Output nothing but the number of lines that include the word "NTFS".
=== INPUT ===
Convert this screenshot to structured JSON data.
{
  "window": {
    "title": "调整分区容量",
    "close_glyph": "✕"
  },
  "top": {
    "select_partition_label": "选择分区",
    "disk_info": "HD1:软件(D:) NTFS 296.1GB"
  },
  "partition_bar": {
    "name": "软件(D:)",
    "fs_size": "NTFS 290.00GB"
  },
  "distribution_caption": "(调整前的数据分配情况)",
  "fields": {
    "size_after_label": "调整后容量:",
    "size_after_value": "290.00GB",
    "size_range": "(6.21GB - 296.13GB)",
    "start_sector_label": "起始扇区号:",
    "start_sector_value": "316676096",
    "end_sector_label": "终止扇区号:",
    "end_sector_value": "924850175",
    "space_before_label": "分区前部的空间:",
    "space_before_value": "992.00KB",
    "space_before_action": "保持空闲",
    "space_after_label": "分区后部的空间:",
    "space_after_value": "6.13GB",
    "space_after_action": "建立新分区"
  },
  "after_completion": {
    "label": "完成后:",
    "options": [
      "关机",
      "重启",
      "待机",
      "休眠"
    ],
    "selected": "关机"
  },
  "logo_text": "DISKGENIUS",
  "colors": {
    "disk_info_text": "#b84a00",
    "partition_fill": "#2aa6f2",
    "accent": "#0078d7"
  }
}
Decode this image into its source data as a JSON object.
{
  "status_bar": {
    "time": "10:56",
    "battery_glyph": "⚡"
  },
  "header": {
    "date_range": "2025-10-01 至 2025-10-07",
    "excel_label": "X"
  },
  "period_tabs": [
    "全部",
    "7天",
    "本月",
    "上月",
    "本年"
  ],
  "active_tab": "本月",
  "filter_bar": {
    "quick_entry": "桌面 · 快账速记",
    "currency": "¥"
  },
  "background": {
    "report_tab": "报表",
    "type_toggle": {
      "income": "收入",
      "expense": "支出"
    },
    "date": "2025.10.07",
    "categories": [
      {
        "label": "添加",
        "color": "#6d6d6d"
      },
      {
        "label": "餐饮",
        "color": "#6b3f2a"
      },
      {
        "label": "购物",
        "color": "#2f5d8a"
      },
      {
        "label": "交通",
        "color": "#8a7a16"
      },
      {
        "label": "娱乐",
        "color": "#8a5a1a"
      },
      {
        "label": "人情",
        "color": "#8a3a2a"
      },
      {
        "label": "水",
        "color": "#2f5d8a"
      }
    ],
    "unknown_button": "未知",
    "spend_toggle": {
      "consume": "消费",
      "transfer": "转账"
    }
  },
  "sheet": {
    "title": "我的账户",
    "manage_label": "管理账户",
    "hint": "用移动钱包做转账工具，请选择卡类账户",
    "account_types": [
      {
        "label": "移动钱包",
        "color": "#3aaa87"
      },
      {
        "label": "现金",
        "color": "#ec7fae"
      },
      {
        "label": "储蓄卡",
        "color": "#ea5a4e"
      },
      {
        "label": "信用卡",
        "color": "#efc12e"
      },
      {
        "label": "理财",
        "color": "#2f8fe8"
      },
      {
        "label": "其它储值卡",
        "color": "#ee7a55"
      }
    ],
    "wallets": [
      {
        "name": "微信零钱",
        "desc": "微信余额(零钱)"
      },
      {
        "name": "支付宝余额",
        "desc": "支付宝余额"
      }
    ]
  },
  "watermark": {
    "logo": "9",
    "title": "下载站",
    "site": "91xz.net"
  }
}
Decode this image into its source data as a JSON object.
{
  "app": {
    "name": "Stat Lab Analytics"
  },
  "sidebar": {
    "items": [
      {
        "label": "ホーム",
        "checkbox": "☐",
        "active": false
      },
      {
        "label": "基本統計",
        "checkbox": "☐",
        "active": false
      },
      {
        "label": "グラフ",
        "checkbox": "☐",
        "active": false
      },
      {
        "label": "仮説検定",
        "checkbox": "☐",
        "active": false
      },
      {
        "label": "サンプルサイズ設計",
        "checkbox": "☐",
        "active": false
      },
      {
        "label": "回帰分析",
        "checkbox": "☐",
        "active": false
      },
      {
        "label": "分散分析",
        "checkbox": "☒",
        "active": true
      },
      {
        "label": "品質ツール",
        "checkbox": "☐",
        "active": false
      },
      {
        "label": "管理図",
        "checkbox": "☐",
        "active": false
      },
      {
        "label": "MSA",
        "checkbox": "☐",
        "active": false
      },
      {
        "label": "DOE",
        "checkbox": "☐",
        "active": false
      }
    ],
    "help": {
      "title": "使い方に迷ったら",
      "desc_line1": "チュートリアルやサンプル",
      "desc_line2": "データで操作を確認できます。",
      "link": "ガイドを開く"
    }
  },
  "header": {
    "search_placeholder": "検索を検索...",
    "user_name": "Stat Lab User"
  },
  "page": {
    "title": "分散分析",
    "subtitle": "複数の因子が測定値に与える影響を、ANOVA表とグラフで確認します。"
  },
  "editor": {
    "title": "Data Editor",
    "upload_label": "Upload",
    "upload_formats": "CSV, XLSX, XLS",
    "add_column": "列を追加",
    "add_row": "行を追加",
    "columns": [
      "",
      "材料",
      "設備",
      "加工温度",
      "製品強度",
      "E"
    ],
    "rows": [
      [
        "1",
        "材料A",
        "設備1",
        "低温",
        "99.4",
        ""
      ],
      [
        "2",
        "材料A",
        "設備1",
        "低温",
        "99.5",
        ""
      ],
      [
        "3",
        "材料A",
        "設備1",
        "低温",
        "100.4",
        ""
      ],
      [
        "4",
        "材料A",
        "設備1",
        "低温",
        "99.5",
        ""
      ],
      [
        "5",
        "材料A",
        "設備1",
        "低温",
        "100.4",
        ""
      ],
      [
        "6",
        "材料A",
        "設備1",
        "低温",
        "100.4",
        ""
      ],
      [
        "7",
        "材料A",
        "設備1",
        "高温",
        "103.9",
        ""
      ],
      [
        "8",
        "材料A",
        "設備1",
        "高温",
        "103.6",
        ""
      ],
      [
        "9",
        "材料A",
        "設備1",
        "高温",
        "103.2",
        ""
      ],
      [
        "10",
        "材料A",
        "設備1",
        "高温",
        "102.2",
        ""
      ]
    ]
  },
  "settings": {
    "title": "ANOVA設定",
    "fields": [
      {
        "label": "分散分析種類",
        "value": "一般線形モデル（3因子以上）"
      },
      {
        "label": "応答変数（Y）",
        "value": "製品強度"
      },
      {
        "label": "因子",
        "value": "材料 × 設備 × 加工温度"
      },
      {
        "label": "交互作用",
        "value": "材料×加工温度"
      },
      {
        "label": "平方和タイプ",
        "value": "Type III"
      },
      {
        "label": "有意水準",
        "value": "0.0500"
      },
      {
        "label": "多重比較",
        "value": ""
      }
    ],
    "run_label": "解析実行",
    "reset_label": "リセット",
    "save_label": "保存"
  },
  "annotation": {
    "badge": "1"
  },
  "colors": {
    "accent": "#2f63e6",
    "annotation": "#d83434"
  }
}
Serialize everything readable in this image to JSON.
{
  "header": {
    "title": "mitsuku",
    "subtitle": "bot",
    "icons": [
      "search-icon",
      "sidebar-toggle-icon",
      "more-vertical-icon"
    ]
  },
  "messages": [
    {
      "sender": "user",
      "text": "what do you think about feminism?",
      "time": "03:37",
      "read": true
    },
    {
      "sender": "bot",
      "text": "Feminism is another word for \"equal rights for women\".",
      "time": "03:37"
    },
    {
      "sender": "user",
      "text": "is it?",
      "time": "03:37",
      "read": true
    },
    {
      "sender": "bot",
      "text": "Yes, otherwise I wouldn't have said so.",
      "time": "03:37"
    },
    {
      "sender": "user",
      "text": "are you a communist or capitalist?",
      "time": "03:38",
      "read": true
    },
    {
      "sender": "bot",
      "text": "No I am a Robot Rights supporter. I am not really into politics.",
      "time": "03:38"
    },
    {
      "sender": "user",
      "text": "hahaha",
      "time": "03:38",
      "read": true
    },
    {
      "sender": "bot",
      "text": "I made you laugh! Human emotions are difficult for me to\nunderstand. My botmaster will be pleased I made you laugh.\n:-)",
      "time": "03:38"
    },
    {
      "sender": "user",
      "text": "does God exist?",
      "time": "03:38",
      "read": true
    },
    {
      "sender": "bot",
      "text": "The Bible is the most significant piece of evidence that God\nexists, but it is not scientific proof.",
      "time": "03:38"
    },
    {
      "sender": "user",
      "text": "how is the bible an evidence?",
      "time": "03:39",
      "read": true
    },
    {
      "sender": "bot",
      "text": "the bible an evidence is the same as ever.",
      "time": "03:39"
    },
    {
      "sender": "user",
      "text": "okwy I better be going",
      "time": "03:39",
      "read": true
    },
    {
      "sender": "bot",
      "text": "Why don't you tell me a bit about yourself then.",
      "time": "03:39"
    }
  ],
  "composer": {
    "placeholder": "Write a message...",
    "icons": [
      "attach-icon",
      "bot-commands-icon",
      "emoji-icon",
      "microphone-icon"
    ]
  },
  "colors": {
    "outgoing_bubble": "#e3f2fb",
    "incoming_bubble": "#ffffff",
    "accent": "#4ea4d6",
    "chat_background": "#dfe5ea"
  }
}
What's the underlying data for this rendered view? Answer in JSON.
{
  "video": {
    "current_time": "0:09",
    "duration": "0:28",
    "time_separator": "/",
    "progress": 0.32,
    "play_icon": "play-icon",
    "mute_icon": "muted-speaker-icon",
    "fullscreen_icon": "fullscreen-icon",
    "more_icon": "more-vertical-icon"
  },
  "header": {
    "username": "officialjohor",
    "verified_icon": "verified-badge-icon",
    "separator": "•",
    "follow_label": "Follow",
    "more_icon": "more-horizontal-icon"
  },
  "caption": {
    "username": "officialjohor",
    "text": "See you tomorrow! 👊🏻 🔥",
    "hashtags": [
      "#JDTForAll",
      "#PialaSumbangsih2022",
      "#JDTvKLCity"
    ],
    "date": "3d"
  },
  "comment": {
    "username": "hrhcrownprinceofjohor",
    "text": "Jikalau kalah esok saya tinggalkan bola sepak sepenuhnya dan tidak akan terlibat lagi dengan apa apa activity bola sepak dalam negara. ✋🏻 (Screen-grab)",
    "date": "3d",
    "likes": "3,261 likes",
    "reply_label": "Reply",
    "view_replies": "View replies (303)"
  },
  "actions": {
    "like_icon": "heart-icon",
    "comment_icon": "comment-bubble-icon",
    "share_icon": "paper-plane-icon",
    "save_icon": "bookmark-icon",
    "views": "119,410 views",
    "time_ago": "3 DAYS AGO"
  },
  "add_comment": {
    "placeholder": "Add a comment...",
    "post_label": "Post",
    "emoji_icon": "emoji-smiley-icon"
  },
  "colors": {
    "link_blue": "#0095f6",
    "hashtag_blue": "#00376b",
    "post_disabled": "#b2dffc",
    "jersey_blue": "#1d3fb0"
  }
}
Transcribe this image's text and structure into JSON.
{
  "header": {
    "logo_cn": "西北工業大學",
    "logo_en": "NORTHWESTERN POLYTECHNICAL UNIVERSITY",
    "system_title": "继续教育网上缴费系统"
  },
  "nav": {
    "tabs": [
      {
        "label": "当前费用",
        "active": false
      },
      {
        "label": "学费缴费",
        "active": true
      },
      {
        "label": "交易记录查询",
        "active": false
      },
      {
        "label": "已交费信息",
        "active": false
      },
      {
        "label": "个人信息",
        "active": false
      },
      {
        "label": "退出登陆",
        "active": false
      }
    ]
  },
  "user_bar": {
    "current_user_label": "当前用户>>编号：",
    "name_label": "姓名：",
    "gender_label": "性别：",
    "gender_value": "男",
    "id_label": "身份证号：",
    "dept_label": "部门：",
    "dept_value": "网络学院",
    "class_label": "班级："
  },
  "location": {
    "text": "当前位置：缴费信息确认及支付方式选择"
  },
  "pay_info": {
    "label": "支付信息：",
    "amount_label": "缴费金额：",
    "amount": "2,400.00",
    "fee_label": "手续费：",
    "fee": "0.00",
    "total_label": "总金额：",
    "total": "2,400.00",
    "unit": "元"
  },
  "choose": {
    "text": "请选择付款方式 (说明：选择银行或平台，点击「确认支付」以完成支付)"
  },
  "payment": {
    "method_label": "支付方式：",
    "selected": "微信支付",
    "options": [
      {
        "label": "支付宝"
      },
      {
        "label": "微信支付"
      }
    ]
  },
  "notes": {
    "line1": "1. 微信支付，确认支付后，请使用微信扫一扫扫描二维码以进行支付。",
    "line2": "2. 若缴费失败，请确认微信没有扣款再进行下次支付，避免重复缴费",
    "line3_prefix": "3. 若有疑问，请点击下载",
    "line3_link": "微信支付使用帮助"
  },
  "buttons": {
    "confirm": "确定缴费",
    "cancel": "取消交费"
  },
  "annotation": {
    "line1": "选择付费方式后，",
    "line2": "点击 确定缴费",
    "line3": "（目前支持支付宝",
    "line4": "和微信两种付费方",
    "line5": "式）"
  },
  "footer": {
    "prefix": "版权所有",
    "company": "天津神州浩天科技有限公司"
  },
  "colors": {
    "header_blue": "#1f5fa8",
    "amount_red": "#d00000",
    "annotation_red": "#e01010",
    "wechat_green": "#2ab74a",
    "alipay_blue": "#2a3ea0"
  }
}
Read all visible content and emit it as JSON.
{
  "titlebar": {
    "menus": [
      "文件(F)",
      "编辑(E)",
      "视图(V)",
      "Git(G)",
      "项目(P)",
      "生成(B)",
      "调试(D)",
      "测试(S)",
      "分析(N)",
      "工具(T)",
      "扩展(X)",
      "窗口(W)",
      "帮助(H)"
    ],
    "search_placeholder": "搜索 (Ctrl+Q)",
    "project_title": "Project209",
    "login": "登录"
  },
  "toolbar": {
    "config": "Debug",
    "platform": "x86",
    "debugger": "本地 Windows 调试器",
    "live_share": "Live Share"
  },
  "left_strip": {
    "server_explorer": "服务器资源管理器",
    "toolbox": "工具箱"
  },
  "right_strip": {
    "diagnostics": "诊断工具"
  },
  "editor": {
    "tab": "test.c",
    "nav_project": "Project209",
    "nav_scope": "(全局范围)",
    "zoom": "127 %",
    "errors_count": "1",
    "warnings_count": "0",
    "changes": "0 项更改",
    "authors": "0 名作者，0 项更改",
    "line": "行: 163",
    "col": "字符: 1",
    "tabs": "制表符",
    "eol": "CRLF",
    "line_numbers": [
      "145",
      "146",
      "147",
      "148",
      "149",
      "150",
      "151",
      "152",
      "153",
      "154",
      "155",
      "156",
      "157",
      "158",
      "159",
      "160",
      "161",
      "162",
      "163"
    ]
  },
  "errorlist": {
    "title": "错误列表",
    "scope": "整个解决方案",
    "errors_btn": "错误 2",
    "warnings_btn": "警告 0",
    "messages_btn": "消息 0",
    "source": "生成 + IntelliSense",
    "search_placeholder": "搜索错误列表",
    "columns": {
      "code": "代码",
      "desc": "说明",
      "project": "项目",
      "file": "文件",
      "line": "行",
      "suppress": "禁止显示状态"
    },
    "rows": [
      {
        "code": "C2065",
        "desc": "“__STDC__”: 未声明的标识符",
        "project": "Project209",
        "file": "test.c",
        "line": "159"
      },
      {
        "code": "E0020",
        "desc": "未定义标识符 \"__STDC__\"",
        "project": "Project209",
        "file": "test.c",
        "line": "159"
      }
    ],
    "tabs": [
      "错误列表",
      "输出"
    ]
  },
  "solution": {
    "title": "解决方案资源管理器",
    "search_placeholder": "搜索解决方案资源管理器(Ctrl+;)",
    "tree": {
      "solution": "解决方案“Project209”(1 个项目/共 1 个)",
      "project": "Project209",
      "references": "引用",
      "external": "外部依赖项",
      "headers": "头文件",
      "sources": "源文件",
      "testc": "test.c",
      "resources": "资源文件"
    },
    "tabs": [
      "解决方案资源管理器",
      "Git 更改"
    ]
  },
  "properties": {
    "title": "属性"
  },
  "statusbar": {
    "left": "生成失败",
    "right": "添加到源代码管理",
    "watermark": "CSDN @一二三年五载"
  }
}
===
ANSWER TO THE PROBLEM »
2